Task requirements ::
Every entry needs to be printed exactly, please.

Part of a data file
○ ○ ○ ○ ○
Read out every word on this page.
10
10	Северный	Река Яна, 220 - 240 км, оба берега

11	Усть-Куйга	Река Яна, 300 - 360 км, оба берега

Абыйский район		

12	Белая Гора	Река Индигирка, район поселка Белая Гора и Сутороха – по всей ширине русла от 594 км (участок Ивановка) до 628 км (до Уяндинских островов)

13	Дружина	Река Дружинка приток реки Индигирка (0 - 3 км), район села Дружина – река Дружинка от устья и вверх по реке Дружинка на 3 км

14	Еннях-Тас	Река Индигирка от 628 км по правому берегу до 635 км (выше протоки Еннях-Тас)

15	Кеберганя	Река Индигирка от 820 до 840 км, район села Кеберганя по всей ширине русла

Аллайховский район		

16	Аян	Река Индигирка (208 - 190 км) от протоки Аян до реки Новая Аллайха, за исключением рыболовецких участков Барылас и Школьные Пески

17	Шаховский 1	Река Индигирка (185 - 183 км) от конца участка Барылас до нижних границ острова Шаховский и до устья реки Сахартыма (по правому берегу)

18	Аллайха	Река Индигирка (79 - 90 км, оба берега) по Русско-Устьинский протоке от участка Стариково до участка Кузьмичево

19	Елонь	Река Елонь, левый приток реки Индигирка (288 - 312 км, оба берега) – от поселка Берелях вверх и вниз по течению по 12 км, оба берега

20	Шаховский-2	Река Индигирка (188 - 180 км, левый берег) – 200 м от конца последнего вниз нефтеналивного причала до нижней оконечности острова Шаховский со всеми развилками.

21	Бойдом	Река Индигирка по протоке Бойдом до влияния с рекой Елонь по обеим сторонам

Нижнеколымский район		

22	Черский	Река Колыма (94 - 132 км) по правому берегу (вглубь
○ ○ ○ ○ ○
Result below ::
Read out every word on this page.
10
10	Северный	Река Яна, 220 - 240 км, оба берега

11	Усть-Куйга	Река Яна, 300 - 360 км, оба берега

Абыйский район		

12	Белая Гора	Река Индигирка, район поселка Белая Гора и Сутороха – по всей ширине русла от 594 км (участок Ивановка) до 628 км (до Уяндинских островов)

13	Дружина	Река Дружинка приток реки Индигирка (0 - 3 км), район села Дружина – река Дружинка от устья и вверх по реке Дружинка на 3 км

14	Еннях-Тас	Река Индигирка от 628 км по правому берегу до 635 км (выше протоки Еннях-Тас)

15	Кеберганя	Река Индигирка от 820 до 840 км, район села Кеберганя по всей ширине русла

Аллайховский район		

16	Аян	Река Индигирка (208 - 190 км) от протоки Аян до реки Новая Аллайха, за исключением рыболовецких участков Барылас и Школьные Пески

17	Шаховский 1	Река Индигирка (185 - 183 км) от конца участка Барылас до нижних границ острова Шаховский и до устья реки Сахартыма (по правому берегу)

18	Аллайха	Река Индигирка (79 - 90 км, оба берега) по Русско-Устьинский протоке от участка Стариково до участка Кузьмичево

19	Елонь	Река Елонь, левый приток реки Индигирка (288 - 312 км, оба берега) – от поселка Берелях вверх и вниз по течению по 12 км, оба берега

20	Шаховский-2	Река Индигирка (188 - 180 км, левый берег) – 200 м от конца последнего вниз нефтеналивного причала до нижней оконечности острова Шаховский со всеми развилками.

21	Бойдом	Река Индигирка по протоке Бойдом до влияния с рекой Елонь по обеим сторонам

Нижнеколымский район		

22	Черский	Река Колыма (94 - 132 км) по правому берегу (вглубь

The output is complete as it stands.